MATERIAL PROVIDED =>
========================================================================
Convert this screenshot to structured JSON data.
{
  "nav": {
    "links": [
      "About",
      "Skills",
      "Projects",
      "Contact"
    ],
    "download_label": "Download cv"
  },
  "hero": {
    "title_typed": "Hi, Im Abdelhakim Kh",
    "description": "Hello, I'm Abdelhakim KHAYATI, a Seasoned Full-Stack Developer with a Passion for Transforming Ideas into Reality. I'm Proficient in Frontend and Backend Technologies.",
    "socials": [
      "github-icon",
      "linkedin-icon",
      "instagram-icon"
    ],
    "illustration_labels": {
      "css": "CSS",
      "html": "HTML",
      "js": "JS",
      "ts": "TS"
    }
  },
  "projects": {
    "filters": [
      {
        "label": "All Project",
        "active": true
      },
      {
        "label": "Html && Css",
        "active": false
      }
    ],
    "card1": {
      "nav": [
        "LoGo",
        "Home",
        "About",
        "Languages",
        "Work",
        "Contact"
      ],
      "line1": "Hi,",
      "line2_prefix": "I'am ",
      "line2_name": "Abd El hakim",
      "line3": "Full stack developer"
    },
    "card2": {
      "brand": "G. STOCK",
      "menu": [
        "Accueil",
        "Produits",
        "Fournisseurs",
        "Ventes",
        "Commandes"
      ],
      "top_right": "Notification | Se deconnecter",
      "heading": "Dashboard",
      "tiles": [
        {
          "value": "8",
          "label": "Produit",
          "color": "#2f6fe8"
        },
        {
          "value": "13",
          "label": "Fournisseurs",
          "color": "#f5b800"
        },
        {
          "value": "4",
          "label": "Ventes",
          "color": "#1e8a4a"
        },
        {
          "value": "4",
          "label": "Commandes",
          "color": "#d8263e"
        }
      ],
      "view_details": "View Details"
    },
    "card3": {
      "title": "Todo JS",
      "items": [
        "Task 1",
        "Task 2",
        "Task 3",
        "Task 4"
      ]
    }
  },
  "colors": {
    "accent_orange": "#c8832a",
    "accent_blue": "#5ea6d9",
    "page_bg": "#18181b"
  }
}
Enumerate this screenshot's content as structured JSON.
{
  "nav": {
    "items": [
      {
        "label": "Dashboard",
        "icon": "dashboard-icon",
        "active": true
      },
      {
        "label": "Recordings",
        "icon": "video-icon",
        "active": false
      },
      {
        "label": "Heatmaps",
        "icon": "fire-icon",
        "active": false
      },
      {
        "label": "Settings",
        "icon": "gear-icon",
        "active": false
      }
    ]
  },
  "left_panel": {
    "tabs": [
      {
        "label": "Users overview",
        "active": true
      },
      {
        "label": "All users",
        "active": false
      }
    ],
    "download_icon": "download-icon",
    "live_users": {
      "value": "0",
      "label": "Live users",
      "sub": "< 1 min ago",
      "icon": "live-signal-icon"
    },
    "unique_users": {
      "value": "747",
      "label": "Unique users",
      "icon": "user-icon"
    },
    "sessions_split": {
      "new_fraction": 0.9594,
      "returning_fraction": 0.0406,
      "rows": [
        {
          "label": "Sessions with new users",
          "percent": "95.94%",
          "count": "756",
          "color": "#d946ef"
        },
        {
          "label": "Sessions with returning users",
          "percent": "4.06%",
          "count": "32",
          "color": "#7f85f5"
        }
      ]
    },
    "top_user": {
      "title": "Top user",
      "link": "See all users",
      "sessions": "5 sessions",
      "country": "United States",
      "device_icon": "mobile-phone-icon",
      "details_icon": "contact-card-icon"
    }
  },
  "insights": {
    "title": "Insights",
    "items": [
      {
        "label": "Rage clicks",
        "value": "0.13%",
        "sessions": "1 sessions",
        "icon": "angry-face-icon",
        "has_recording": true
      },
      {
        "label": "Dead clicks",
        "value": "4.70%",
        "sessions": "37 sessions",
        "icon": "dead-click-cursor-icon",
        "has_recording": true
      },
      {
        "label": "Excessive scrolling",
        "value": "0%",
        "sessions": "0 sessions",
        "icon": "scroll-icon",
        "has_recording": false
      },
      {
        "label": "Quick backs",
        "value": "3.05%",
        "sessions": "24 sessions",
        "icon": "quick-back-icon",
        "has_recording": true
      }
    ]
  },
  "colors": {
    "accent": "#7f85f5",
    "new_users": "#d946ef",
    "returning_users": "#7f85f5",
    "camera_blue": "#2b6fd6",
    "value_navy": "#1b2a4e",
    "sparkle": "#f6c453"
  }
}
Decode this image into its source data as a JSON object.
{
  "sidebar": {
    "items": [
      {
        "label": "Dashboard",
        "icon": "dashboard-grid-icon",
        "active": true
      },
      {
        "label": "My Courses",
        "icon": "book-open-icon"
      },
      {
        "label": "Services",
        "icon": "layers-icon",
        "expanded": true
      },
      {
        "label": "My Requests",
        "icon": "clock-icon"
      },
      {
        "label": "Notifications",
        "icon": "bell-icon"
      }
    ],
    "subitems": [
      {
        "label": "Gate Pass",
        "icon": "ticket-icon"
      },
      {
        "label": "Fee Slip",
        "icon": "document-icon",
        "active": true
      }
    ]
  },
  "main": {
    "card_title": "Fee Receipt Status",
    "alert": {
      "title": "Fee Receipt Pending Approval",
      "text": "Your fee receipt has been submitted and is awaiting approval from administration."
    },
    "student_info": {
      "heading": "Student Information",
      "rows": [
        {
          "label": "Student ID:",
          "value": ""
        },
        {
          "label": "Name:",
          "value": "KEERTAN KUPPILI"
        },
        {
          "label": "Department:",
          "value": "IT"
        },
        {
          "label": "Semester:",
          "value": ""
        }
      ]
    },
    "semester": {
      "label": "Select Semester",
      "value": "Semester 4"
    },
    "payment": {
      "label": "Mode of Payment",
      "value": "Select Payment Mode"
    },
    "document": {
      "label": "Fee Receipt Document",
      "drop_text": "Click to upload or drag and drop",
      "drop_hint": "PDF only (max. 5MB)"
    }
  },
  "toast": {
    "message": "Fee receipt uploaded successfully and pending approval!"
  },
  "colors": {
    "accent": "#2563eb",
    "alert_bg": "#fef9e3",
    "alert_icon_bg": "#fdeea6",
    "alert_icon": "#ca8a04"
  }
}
========================================================================
Return every entry verbatim.

Convert this screenshot to structured JSON data.
{
  "nav": {
    "links": [
      "About",
      "Skills",
      "Projects",
      "Contact"
    ],
    "download_label": "Download cv"
  },
  "hero": {
    "title_typed": "Hi, Im Abdelhakim Kh",
    "description": "Hello, I'm Abdelhakim KHAYATI, a Seasoned Full-Stack Developer with a Passion for Transforming Ideas into Reality. I'm Proficient in Frontend and Backend Technologies.",
    "socials": [
      "github-icon",
      "linkedin-icon",
      "instagram-icon"
    ],
    "illustration_labels": {
      "css": "CSS",
      "html": "HTML",
      "js": "JS",
      "ts": "TS"
    }
  },
  "projects": {
    "filters": [
      {
        "label": "All Project",
        "active": true
      },
      {
        "label": "Html && Css",
        "active": false
      }
    ],
    "card1": {
      "nav": [
        "LoGo",
        "Home",
        "About",
        "Languages",
        "Work",
        "Contact"
      ],
      "line1": "Hi,",
      "line2_prefix": "I'am ",
      "line2_name": "Abd El hakim",
      "line3": "Full stack developer"
    },
    "card2": {
      "brand": "G. STOCK",
      "menu": [
        "Accueil",
        "Produits",
        "Fournisseurs",
        "Ventes",
        "Commandes"
      ],
      "top_right": "Notification | Se deconnecter",
      "heading": "Dashboard",
      "tiles": [
        {
          "value": "8",
          "label": "Produit",
          "color": "#2f6fe8"
        },
        {
          "value": "13",
          "label": "Fournisseurs",
          "color": "#f5b800"
        },
        {
          "value": "4",
          "label": "Ventes",
          "color": "#1e8a4a"
        },
        {
          "value": "4",
          "label": "Commandes",
          "color": "#d8263e"
        }
      ],
      "view_details": "View Details"
    },
    "card3": {
      "title": "Todo JS",
      "items": [
        "Task 1",
        "Task 2",
        "Task 3",
        "Task 4"
      ]
    }
  },
  "colors": {
    "accent_orange": "#c8832a",
    "accent_blue": "#5ea6d9",
    "page_bg": "#18181b"
  }
}
Enumerate this screenshot's content as structured JSON.
{
  "nav": {
    "items": [
      {
        "label": "Dashboard",
        "icon": "dashboard-icon",
        "active": true
      },
      {
        "label": "Recordings",
        "icon": "video-icon",
        "active": false
      },
      {
        "label": "Heatmaps",
        "icon": "fire-icon",
        "active": false
      },
      {
        "label": "Settings",
        "icon": "gear-icon",
        "active": false
      }
    ]
  },
  "left_panel": {
    "tabs": [
      {
        "label": "Users overview",
        "active": true
      },
      {
        "label": "All users",
        "active": false
      }
    ],
    "download_icon": "download-icon",
    "live_users": {
      "value": "0",
      "label": "Live users",
      "sub": "< 1 min ago",
      "icon": "live-signal-icon"
    },
    "unique_users": {
      "value": "747",
      "label": "Unique users",
      "icon": "user-icon"
    },
    "sessions_split": {
      "new_fraction": 0.9594,
      "returning_fraction": 0.0406,
      "rows": [
        {
          "label": "Sessions with new users",
          "percent": "95.94%",
          "count": "756",
          "color": "#d946ef"
        },
        {
          "label": "Sessions with returning users",
          "percent": "4.06%",
          "count": "32",
          "color": "#7f85f5"
        }
      ]
    },
    "top_user": {
      "title": "Top user",
      "link": "See all users",
      "sessions": "5 sessions",
      "country": "United States",
      "device_icon": "mobile-phone-icon",
      "details_icon": "contact-card-icon"
    }
  },
  "insights": {
    "title": "Insights",
    "items": [
      {
        "label": "Rage clicks",
        "value": "0.13%",
        "sessions": "1 sessions",
        "icon": "angry-face-icon",
        "has_recording": true
      },
      {
        "label": "Dead clicks",
        "value": "4.70%",
        "sessions": "37 sessions",
        "icon": "dead-click-cursor-icon",
        "has_recording": true
      },
      {
        "label": "Excessive scrolling",
        "value": "0%",
        "sessions": "0 sessions",
        "icon": "scroll-icon",
        "has_recording": false
      },
      {
        "label": "Quick backs",
        "value": "3.05%",
        "sessions": "24 sessions",
        "icon": "quick-back-icon",
        "has_recording": true
      }
    ]
  },
  "colors": {
    "accent": "#7f85f5",
    "new_users": "#d946ef",
    "returning_users": "#7f85f5",
    "camera_blue": "#2b6fd6",
    "value_navy": "#1b2a4e",
    "sparkle": "#f6c453"
  }
}
Decode this image into its source data as a JSON object.
{
  "sidebar": {
    "items": [
      {
        "label": "Dashboard",
        "icon": "dashboard-grid-icon",
        "active": true
      },
      {
        "label": "My Courses",
        "icon": "book-open-icon"
      },
      {
        "label": "Services",
        "icon": "layers-icon",
        "expanded": true
      },
      {
        "label": "My Requests",
        "icon": "clock-icon"
      },
      {
        "label": "Notifications",
        "icon": "bell-icon"
      }
    ],
    "subitems": [
      {
        "label": "Gate Pass",
        "icon": "ticket-icon"
      },
      {
        "label": "Fee Slip",
        "icon": "document-icon",
        "active": true
      }
    ]
  },
  "main": {
    "card_title": "Fee Receipt Status",
    "alert": {
      "title": "Fee Receipt Pending Approval",
      "text": "Your fee receipt has been submitted and is awaiting approval from administration."
    },
    "student_info": {
      "heading": "Student Information",
      "rows": [
        {
          "label": "Student ID:",
          "value": ""
        },
        {
          "label": "Name:",
          "value": "KEERTAN KUPPILI"
        },
        {
          "label": "Department:",
          "value": "IT"
        },
        {
          "label": "Semester:",
          "value": ""
        }
      ]
    },
    "semester": {
      "label": "Select Semester",
      "value": "Semester 4"
    },
    "payment": {
      "label": "Mode of Payment",
      "value": "Select Payment Mode"
    },
    "document": {
      "label": "Fee Receipt Document",
      "drop_text": "Click to upload or drag and drop",
      "drop_hint": "PDF only (max. 5MB)"
    }
  },
  "toast": {
    "message": "Fee receipt uploaded successfully and pending approval!"
  },
  "colors": {
    "accent": "#2563eb",
    "alert_bg": "#fef9e3",
    "alert_icon_bg": "#fdeea6",
    "alert_icon": "#ca8a04"
  }
}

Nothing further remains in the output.